**Stated problem**
Go through the records line by line and work out how many lines hold the word "subtitle". Answer with the number only.

## begin

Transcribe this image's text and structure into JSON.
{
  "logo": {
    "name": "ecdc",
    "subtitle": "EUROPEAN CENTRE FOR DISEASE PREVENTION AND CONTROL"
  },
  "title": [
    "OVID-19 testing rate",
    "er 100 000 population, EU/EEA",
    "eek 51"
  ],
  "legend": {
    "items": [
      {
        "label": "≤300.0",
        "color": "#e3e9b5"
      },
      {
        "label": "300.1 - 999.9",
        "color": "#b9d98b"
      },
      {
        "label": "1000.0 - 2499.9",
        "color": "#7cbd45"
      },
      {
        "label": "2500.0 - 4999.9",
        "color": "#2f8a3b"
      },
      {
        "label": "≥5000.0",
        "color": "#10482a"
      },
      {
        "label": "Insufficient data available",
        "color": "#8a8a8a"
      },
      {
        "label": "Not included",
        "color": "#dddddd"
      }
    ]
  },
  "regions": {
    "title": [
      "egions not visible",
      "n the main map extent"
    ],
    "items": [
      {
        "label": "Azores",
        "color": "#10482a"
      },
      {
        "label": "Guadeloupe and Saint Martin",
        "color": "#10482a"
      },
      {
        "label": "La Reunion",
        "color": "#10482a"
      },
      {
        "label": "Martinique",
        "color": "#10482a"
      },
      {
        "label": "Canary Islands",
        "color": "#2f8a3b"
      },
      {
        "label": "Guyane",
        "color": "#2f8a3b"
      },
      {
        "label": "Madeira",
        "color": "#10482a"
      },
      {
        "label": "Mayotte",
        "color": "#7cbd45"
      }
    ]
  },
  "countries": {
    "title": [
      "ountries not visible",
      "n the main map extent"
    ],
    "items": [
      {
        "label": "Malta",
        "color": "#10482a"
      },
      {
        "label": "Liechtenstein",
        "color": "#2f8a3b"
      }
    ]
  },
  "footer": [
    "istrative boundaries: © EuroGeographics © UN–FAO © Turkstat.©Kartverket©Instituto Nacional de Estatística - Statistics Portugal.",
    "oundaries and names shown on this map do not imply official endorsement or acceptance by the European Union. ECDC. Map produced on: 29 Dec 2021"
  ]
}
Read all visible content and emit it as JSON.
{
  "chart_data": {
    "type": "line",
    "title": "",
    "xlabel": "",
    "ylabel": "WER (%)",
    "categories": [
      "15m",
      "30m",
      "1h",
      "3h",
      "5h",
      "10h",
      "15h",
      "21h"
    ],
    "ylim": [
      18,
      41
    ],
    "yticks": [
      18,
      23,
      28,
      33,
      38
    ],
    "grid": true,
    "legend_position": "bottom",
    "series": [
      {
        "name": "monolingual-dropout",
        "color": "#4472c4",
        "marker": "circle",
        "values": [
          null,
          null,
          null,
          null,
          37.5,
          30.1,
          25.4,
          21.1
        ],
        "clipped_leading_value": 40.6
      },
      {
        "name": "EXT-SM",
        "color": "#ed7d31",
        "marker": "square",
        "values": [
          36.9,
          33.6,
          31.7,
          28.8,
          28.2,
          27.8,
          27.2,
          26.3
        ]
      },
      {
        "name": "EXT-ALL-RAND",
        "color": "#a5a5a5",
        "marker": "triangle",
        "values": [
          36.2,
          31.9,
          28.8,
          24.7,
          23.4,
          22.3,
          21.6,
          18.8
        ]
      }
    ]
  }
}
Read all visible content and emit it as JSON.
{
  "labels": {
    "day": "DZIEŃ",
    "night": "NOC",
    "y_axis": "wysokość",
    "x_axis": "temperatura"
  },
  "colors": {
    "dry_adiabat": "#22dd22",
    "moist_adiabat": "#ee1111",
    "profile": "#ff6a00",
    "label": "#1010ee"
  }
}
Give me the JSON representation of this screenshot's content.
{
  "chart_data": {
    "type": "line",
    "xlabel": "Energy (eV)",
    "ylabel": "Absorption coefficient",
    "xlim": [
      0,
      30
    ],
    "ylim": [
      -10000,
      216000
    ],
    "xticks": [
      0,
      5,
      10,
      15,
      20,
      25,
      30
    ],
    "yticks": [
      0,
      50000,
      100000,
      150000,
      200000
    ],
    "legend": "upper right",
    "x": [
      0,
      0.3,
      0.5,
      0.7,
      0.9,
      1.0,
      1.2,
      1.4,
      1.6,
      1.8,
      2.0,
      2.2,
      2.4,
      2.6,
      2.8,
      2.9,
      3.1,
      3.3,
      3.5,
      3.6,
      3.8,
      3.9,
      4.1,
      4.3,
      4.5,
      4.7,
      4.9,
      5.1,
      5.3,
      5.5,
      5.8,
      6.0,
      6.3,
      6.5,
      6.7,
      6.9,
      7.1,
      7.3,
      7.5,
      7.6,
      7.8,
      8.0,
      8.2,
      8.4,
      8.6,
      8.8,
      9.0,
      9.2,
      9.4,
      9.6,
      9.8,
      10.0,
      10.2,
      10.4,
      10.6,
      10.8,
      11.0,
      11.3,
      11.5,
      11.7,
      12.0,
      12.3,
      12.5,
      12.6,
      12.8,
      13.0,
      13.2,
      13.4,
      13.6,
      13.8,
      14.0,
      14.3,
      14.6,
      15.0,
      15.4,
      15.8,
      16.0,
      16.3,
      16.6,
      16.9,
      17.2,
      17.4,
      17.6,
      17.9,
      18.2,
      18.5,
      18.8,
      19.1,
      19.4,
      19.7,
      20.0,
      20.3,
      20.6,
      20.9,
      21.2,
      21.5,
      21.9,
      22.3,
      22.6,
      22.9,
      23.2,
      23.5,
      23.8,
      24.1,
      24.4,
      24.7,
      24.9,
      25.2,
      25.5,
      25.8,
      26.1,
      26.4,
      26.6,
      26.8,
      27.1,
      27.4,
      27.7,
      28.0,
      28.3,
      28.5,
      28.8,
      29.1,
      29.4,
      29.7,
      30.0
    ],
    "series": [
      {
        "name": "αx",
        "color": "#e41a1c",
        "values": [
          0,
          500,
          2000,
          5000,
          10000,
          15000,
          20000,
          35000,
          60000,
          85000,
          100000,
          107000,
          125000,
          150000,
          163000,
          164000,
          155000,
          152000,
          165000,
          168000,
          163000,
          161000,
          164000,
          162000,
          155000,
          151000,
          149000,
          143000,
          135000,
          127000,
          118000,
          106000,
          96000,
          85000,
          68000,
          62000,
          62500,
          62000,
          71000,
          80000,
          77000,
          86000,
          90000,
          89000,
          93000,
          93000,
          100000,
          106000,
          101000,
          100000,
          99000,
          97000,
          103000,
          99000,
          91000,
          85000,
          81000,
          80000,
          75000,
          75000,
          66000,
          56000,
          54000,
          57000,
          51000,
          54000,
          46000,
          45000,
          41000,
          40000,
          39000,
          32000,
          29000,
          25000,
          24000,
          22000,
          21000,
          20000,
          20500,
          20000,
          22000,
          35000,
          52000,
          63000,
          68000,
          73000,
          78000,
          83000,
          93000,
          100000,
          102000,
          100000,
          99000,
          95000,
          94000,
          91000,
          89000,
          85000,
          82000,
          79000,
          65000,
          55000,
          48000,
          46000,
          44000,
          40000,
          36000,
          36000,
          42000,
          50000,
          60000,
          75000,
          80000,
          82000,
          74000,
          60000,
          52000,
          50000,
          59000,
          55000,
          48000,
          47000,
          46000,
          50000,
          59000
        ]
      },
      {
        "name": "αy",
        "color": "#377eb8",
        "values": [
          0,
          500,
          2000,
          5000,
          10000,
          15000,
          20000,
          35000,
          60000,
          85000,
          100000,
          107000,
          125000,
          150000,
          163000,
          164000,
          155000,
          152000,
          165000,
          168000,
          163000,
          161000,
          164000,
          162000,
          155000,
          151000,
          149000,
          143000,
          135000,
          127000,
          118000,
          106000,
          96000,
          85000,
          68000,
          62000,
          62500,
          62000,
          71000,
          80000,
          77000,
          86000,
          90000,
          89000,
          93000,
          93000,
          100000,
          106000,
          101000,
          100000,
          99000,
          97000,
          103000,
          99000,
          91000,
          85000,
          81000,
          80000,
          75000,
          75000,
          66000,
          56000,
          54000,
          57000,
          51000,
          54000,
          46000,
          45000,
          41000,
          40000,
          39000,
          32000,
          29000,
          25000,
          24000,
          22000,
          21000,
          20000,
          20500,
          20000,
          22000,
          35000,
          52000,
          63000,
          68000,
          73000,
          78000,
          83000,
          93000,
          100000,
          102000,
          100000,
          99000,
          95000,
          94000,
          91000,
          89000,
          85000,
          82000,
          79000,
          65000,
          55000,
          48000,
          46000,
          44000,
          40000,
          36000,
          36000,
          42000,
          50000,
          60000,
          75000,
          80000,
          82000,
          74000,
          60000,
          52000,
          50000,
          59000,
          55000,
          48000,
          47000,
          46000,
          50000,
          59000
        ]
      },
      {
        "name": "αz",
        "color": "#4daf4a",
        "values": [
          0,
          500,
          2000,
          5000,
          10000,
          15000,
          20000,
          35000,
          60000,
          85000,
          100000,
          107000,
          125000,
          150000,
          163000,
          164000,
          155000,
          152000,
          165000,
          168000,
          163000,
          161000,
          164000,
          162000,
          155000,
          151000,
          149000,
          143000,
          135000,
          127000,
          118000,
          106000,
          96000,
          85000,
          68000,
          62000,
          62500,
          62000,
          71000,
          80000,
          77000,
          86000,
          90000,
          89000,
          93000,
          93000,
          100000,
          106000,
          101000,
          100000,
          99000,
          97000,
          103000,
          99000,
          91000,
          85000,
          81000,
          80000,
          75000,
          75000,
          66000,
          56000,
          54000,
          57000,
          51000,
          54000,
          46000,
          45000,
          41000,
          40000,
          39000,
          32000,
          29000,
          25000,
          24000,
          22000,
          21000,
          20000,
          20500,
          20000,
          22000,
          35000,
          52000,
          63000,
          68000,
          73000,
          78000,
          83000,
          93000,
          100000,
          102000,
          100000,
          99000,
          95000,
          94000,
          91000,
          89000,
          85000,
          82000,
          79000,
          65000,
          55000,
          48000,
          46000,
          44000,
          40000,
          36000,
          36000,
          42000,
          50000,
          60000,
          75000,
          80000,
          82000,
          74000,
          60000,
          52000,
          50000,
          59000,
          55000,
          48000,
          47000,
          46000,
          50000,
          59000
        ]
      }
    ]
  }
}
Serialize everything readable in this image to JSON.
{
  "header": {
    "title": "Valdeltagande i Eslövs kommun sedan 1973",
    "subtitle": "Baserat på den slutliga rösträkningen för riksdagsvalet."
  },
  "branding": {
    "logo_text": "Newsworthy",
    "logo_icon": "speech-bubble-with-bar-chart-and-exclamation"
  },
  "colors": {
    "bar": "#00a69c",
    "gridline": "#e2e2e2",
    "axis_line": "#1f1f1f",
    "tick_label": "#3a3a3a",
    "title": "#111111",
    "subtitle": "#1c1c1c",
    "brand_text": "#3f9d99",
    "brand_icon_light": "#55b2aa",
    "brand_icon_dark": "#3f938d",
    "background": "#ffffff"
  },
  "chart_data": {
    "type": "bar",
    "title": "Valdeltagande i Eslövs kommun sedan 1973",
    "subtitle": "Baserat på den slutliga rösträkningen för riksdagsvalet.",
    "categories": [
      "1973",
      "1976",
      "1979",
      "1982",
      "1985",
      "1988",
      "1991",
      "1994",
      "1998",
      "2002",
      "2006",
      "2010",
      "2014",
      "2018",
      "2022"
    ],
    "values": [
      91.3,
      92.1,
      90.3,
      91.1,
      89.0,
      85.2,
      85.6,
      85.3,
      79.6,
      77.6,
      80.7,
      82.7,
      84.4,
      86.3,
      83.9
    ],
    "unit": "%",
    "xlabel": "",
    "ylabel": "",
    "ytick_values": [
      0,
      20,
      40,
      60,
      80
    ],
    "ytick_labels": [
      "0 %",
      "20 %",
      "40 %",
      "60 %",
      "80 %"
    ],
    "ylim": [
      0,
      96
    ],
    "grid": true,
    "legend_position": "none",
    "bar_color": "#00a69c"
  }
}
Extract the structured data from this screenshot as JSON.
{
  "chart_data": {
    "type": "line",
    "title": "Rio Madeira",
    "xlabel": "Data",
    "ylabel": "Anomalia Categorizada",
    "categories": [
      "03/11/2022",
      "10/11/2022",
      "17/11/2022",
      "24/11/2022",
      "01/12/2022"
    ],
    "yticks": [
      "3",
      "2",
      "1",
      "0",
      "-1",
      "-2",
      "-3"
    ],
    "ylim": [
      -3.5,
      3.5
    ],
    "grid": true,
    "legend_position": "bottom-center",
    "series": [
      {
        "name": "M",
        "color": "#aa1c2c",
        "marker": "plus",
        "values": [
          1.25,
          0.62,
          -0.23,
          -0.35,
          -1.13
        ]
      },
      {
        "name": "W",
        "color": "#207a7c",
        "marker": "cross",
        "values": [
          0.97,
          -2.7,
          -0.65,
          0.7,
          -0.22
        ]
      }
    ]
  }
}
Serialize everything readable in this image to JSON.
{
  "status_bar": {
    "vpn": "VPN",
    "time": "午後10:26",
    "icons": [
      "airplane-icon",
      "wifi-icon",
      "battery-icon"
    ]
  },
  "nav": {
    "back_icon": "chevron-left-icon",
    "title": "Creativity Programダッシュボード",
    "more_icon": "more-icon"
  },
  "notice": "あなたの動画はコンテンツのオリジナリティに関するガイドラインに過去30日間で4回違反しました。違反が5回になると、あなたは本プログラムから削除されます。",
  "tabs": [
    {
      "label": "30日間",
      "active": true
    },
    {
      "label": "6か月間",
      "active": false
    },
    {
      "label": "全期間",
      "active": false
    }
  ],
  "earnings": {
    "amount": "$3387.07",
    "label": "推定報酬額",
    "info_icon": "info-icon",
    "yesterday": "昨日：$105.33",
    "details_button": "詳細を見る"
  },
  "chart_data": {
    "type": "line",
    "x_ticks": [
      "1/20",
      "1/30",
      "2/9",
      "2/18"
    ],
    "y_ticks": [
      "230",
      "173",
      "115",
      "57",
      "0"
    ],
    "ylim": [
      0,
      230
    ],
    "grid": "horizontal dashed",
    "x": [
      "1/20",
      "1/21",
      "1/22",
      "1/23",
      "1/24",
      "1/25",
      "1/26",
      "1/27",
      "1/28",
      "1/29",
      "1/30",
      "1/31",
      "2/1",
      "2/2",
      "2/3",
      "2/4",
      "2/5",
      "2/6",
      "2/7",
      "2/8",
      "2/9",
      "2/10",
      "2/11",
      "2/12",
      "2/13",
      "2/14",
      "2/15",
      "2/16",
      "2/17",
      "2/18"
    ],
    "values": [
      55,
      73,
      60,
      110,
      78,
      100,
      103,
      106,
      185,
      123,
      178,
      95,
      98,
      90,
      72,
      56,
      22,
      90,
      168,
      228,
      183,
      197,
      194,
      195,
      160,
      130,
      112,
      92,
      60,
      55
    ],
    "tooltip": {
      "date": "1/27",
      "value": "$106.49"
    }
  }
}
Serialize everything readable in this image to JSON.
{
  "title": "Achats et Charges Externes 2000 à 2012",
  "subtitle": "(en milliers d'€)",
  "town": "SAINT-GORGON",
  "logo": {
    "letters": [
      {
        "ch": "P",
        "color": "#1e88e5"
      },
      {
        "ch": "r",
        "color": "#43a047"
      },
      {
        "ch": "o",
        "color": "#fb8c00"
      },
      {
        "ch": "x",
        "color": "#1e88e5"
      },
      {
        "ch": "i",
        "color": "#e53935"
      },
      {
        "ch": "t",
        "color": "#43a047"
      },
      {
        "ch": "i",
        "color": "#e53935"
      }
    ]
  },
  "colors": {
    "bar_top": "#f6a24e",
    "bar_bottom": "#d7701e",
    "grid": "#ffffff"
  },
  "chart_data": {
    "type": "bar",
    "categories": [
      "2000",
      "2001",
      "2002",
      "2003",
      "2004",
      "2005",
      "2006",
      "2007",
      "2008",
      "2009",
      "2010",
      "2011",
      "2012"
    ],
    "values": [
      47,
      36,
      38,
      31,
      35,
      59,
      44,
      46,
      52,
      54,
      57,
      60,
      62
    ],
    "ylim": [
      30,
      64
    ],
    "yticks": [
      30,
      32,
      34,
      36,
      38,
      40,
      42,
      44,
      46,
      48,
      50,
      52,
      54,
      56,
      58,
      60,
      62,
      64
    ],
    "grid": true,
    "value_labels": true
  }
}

## end

**Response to the exercise**
5